┌─ DATA LISTING
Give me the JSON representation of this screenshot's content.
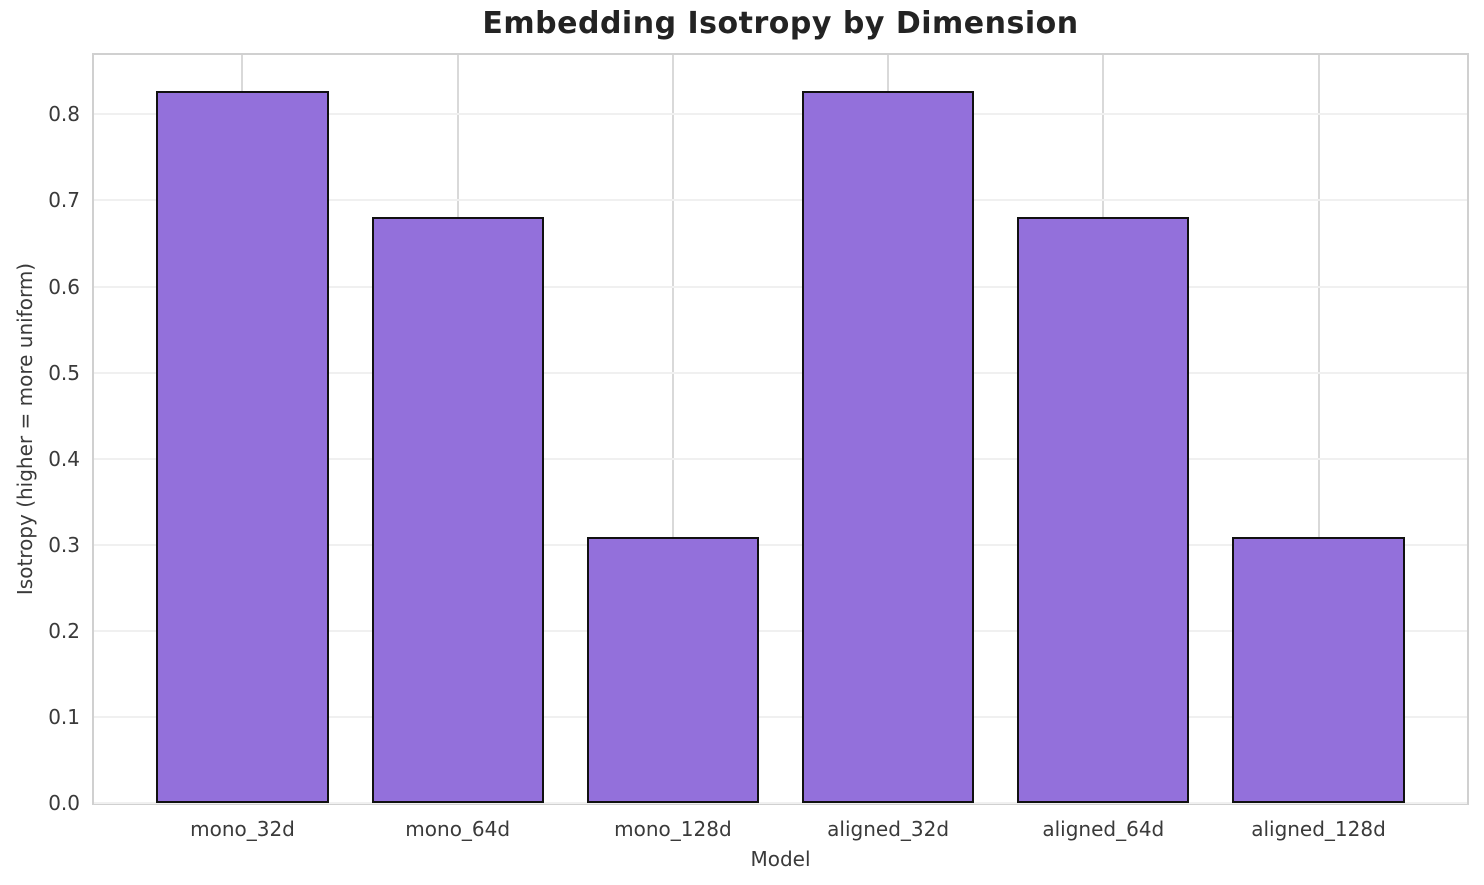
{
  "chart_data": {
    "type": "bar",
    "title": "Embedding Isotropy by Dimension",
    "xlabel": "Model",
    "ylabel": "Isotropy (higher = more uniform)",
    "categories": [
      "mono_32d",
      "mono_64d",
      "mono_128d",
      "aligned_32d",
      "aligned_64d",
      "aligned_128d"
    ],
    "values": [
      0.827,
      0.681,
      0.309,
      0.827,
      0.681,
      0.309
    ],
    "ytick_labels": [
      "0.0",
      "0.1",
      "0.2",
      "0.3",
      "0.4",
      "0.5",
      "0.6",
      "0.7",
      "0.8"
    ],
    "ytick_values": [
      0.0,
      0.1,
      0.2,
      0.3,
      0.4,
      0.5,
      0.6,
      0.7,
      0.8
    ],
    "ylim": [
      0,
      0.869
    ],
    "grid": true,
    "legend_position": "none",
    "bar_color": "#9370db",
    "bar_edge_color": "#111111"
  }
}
└─
┌─ DATA LISTING
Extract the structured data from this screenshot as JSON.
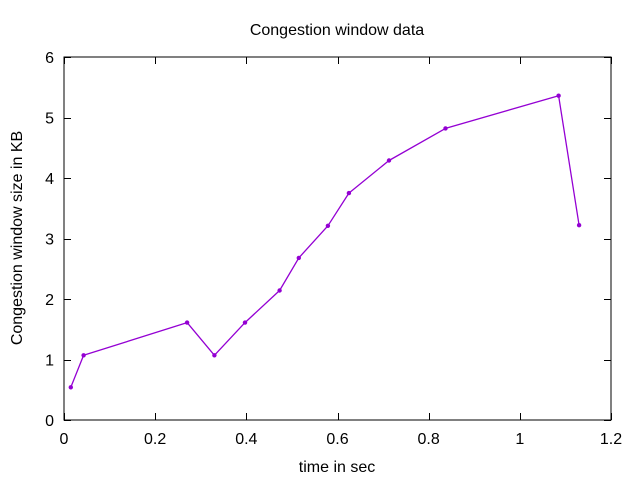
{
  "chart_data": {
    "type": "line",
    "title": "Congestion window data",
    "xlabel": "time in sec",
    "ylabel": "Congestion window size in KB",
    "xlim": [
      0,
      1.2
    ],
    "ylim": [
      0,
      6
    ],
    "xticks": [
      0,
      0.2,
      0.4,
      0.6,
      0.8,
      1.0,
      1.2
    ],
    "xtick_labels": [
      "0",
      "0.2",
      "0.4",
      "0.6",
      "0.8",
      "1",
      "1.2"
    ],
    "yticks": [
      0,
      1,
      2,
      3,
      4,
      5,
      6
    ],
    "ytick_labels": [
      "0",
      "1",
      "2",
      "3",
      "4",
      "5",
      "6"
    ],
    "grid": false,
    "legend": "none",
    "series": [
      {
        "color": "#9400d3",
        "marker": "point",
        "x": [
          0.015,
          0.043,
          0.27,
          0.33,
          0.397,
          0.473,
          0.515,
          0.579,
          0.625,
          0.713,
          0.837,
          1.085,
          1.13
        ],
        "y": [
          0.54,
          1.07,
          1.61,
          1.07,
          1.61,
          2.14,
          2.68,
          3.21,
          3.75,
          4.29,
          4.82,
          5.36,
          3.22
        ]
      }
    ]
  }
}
└─
┌─ DATA LISTING
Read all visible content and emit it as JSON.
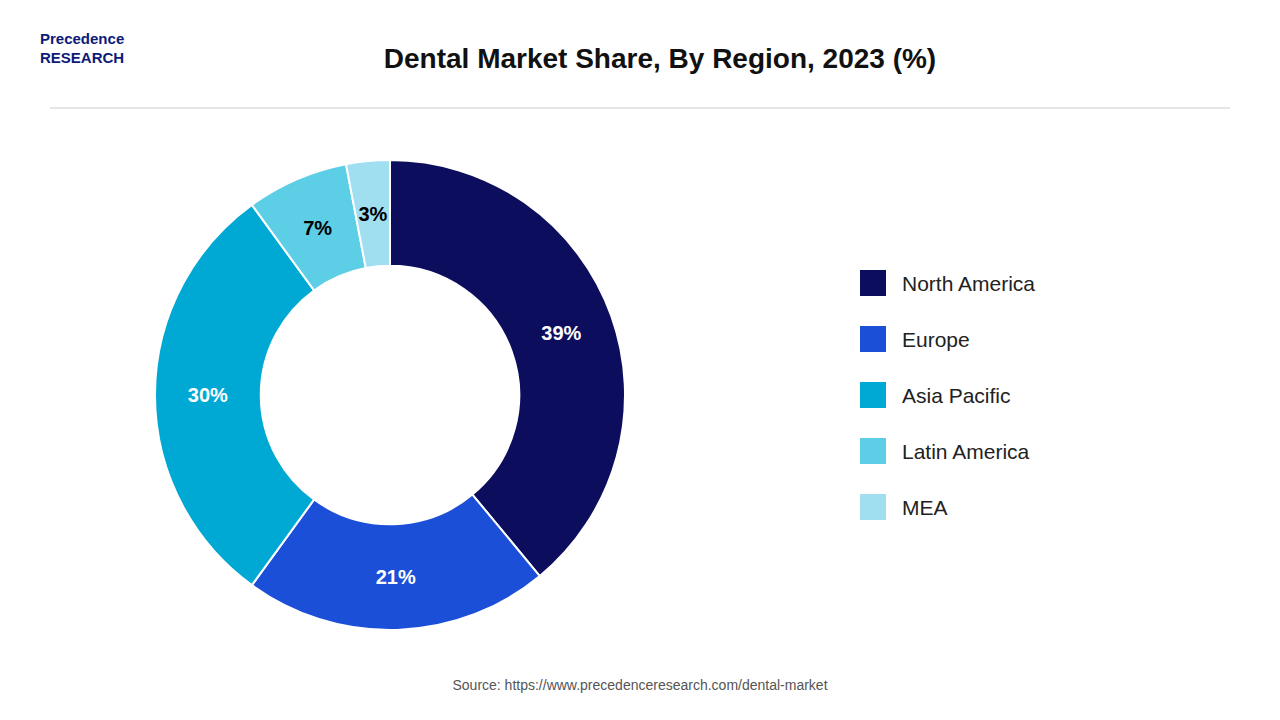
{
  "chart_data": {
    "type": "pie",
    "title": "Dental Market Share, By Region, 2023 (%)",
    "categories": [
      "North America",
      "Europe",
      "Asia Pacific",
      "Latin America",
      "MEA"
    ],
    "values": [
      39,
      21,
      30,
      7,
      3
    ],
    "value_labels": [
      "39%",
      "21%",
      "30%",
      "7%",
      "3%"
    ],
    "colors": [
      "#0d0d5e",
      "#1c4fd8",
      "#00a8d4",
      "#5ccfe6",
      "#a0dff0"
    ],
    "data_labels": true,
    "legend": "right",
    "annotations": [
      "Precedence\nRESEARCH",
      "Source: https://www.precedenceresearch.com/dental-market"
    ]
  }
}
└─
* PROBLEM REQUIREMENTS
Copy each line of the preceding data that contains the string "ylabel".

* REPLY
    "ylabel": "Isotropy (higher = more uniform)",
    "ylabel": "Congestion window size in KB",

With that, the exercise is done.